(Extracted data entries):
____
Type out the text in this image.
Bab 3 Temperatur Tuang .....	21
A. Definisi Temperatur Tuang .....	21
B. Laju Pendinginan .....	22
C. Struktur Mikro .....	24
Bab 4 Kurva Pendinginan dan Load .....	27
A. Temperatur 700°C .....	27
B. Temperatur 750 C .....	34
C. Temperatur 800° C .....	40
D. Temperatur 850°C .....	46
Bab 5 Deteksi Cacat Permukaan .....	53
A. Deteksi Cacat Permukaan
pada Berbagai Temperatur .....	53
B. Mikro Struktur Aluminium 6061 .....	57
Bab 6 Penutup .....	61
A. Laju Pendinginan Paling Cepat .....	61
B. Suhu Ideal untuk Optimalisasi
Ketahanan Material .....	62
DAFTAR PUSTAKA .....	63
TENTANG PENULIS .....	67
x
____
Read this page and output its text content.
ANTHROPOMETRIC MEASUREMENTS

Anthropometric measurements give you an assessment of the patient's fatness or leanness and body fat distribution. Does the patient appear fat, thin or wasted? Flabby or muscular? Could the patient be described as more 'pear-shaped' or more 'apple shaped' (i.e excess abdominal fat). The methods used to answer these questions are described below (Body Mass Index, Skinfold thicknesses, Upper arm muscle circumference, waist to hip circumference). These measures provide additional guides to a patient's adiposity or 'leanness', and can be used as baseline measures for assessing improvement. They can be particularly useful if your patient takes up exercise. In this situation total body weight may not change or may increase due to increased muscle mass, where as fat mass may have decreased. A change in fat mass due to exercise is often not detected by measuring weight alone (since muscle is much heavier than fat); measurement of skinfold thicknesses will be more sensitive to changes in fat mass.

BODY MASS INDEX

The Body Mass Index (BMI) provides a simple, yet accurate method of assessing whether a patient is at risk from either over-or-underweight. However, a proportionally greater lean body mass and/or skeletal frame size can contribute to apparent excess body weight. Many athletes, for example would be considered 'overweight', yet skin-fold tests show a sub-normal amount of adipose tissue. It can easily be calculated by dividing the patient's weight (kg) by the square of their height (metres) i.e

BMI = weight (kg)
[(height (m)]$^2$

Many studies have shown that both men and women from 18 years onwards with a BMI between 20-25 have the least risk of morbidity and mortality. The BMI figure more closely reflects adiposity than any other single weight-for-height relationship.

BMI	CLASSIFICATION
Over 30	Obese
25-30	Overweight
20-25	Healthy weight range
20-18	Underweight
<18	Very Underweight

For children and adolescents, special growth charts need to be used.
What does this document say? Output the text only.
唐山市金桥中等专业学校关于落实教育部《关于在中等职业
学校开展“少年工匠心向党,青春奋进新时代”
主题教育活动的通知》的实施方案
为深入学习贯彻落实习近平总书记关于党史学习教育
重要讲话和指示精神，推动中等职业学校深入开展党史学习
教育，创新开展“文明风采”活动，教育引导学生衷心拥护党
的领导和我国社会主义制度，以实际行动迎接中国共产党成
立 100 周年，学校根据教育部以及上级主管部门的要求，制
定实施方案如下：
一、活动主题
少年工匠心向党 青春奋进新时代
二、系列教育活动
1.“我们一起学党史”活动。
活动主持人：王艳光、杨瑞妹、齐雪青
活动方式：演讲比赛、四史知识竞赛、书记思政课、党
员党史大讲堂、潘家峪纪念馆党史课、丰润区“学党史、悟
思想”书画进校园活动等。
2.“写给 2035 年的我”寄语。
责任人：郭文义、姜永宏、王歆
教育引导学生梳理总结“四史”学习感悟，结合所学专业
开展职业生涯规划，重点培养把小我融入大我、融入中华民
____
(Your objective):
How many of the lines above contain the string "from"? Give the number only.

(Written answer):
2